═══ EXTRACTED INFORMATION ═══

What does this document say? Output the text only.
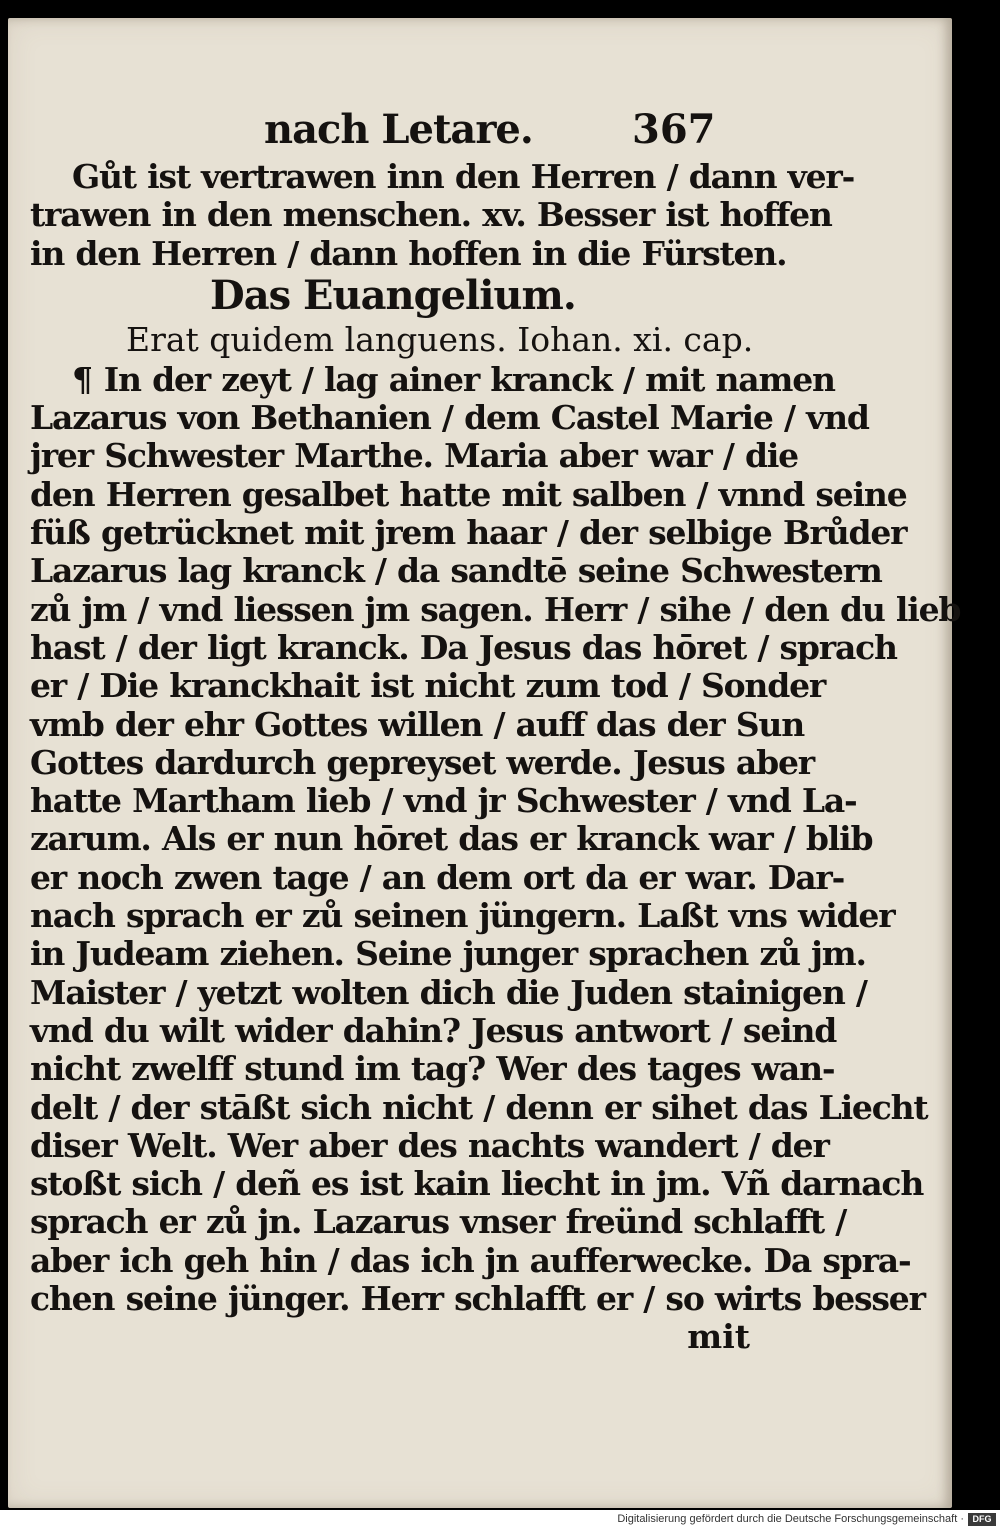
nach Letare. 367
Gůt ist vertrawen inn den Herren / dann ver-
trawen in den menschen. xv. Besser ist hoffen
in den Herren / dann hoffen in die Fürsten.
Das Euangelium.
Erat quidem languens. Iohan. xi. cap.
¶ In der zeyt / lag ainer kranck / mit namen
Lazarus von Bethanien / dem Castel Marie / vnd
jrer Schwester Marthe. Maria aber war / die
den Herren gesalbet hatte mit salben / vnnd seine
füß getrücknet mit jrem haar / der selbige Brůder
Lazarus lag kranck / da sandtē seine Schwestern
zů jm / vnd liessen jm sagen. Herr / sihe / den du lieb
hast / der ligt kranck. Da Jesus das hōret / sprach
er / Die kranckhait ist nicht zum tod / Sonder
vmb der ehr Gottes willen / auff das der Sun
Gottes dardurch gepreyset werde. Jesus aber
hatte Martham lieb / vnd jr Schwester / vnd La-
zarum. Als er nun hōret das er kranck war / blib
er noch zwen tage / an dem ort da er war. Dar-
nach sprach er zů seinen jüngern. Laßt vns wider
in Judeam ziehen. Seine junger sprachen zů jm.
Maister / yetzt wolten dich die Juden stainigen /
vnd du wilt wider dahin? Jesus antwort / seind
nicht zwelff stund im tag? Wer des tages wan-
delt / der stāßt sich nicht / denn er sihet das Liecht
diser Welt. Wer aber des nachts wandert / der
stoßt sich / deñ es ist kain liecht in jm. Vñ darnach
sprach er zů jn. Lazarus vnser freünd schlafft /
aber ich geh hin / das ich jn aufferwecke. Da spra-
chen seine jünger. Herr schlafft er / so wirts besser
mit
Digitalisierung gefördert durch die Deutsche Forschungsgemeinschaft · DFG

═══

▶ _WORK TO COMPLETE_: Reproduce each record above by retyping it exactly; omit all images.

▶ _TASK OUTPUT_:
What does this document say? Output the text only.
nach Letare. 367
Gůt ist vertrawen inn den Herren / dann ver-
trawen in den menschen. xv. Besser ist hoffen
in den Herren / dann hoffen in die Fürsten.
Das Euangelium.
Erat quidem languens. Iohan. xi. cap.
¶ In der zeyt / lag ainer kranck / mit namen
Lazarus von Bethanien / dem Castel Marie / vnd
jrer Schwester Marthe. Maria aber war / die
den Herren gesalbet hatte mit salben / vnnd seine
füß getrücknet mit jrem haar / der selbige Brůder
Lazarus lag kranck / da sandtē seine Schwestern
zů jm / vnd liessen jm sagen. Herr / sihe / den du lieb
hast / der ligt kranck. Da Jesus das hōret / sprach
er / Die kranckhait ist nicht zum tod / Sonder
vmb der ehr Gottes willen / auff das der Sun
Gottes dardurch gepreyset werde. Jesus aber
hatte Martham lieb / vnd jr Schwester / vnd La-
zarum. Als er nun hōret das er kranck war / blib
er noch zwen tage / an dem ort da er war. Dar-
nach sprach er zů seinen jüngern. Laßt vns wider
in Judeam ziehen. Seine junger sprachen zů jm.
Maister / yetzt wolten dich die Juden stainigen /
vnd du wilt wider dahin? Jesus antwort / seind
nicht zwelff stund im tag? Wer des tages wan-
delt / der stāßt sich nicht / denn er sihet das Liecht
diser Welt. Wer aber des nachts wandert / der
stoßt sich / deñ es ist kain liecht in jm. Vñ darnach
sprach er zů jn. Lazarus vnser freünd schlafft /
aber ich geh hin / das ich jn aufferwecke. Da spra-
chen seine jünger. Herr schlafft er / so wirts besser
mit
Digitalisierung gefördert durch die Deutsche Forschungsgemeinschaft · DFG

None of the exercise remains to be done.